* [Task data]:
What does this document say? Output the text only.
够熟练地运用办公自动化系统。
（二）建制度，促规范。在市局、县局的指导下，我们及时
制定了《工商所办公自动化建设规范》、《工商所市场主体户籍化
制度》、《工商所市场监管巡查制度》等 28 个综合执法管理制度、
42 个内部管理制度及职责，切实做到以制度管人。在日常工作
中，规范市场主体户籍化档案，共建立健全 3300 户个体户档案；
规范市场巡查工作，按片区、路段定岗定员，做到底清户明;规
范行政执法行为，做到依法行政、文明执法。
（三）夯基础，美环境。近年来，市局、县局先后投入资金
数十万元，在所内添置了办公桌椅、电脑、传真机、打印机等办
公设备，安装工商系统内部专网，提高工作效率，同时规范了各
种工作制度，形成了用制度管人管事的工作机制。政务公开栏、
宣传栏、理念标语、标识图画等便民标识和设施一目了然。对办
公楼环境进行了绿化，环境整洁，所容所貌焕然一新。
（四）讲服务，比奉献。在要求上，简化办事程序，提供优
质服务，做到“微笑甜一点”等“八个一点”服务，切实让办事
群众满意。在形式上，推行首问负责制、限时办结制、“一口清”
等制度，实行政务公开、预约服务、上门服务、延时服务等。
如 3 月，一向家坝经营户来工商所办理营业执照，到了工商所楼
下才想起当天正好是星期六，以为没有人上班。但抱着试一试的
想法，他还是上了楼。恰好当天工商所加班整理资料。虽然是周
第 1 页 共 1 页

* [Problem details]: Please quote every record above exactly as it appears.

* [Complete response]:
What does this document say? Output the text only.
够熟练地运用办公自动化系统。
（二）建制度，促规范。在市局、县局的指导下，我们及时
制定了《工商所办公自动化建设规范》、《工商所市场主体户籍化
制度》、《工商所市场监管巡查制度》等 28 个综合执法管理制度、
42 个内部管理制度及职责，切实做到以制度管人。在日常工作
中，规范市场主体户籍化档案，共建立健全 3300 户个体户档案；
规范市场巡查工作，按片区、路段定岗定员，做到底清户明;规
范行政执法行为，做到依法行政、文明执法。
（三）夯基础，美环境。近年来，市局、县局先后投入资金
数十万元，在所内添置了办公桌椅、电脑、传真机、打印机等办
公设备，安装工商系统内部专网，提高工作效率，同时规范了各
种工作制度，形成了用制度管人管事的工作机制。政务公开栏、
宣传栏、理念标语、标识图画等便民标识和设施一目了然。对办
公楼环境进行了绿化，环境整洁，所容所貌焕然一新。
（四）讲服务，比奉献。在要求上，简化办事程序，提供优
质服务，做到“微笑甜一点”等“八个一点”服务，切实让办事
群众满意。在形式上，推行首问负责制、限时办结制、“一口清”
等制度，实行政务公开、预约服务、上门服务、延时服务等。
如 3 月，一向家坝经营户来工商所办理营业执照，到了工商所楼
下才想起当天正好是星期六，以为没有人上班。但抱着试一试的
想法，他还是上了楼。恰好当天工商所加班整理资料。虽然是周
第 1 页 共 1 页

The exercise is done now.